(Raw records)
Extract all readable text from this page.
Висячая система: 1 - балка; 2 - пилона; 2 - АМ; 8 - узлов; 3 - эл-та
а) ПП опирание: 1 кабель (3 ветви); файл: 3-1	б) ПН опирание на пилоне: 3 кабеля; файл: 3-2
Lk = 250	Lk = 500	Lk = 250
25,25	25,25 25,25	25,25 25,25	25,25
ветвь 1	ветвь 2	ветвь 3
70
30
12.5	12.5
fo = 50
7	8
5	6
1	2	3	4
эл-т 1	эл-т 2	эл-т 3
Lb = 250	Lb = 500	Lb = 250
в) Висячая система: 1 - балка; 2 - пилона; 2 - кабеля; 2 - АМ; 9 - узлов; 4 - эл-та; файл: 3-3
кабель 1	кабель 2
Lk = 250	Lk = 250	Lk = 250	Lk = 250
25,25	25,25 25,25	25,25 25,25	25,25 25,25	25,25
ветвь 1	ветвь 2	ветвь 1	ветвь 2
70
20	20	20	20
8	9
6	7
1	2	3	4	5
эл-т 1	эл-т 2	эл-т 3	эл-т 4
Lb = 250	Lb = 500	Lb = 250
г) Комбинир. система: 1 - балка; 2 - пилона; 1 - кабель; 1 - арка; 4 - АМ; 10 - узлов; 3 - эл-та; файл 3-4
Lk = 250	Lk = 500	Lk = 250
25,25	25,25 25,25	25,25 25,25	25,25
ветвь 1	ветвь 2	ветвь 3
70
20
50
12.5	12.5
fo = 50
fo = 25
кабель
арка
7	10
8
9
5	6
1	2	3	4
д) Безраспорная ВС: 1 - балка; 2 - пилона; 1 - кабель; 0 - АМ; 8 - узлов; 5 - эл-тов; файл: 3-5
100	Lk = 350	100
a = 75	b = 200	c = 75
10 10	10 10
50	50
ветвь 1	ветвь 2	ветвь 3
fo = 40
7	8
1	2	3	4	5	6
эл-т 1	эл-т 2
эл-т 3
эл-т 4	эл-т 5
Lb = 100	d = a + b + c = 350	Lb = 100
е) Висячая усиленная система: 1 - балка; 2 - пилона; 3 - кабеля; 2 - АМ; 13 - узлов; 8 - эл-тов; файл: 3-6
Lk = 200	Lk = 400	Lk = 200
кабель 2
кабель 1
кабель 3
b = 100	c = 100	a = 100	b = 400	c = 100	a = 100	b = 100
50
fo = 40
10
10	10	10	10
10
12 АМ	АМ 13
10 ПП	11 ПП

> [What the task requires]:
Repeat all the entries word for word.

> [The result]:
Extract all readable text from this page.
Висячая система: 1 - балка; 2 - пилона; 2 - АМ; 8 - узлов; 3 - эл-та
а) ПП опирание: 1 кабель (3 ветви); файл: 3-1	б) ПН опирание на пилоне: 3 кабеля; файл: 3-2
Lk = 250	Lk = 500	Lk = 250
25,25	25,25 25,25	25,25 25,25	25,25
ветвь 1	ветвь 2	ветвь 3
70
30
12.5	12.5
fo = 50
7	8
5	6
1	2	3	4
эл-т 1	эл-т 2	эл-т 3
Lb = 250	Lb = 500	Lb = 250
в) Висячая система: 1 - балка; 2 - пилона; 2 - кабеля; 2 - АМ; 9 - узлов; 4 - эл-та; файл: 3-3
кабель 1	кабель 2
Lk = 250	Lk = 250	Lk = 250	Lk = 250
25,25	25,25 25,25	25,25 25,25	25,25 25,25	25,25
ветвь 1	ветвь 2	ветвь 1	ветвь 2
70
20	20	20	20
8	9
6	7
1	2	3	4	5
эл-т 1	эл-т 2	эл-т 3	эл-т 4
Lb = 250	Lb = 500	Lb = 250
г) Комбинир. система: 1 - балка; 2 - пилона; 1 - кабель; 1 - арка; 4 - АМ; 10 - узлов; 3 - эл-та; файл 3-4
Lk = 250	Lk = 500	Lk = 250
25,25	25,25 25,25	25,25 25,25	25,25
ветвь 1	ветвь 2	ветвь 3
70
20
50
12.5	12.5
fo = 50
fo = 25
кабель
арка
7	10
8
9
5	6
1	2	3	4
д) Безраспорная ВС: 1 - балка; 2 - пилона; 1 - кабель; 0 - АМ; 8 - узлов; 5 - эл-тов; файл: 3-5
100	Lk = 350	100
a = 75	b = 200	c = 75
10 10	10 10
50	50
ветвь 1	ветвь 2	ветвь 3
fo = 40
7	8
1	2	3	4	5	6
эл-т 1	эл-т 2
эл-т 3
эл-т 4	эл-т 5
Lb = 100	d = a + b + c = 350	Lb = 100
е) Висячая усиленная система: 1 - балка; 2 - пилона; 3 - кабеля; 2 - АМ; 13 - узлов; 8 - эл-тов; файл: 3-6
Lk = 200	Lk = 400	Lk = 200
кабель 2
кабель 1
кабель 3
b = 100	c = 100	a = 100	b = 400	c = 100	a = 100	b = 100
50
fo = 40
10
10	10	10	10
10
12 АМ	АМ 13
10 ПП	11 ПП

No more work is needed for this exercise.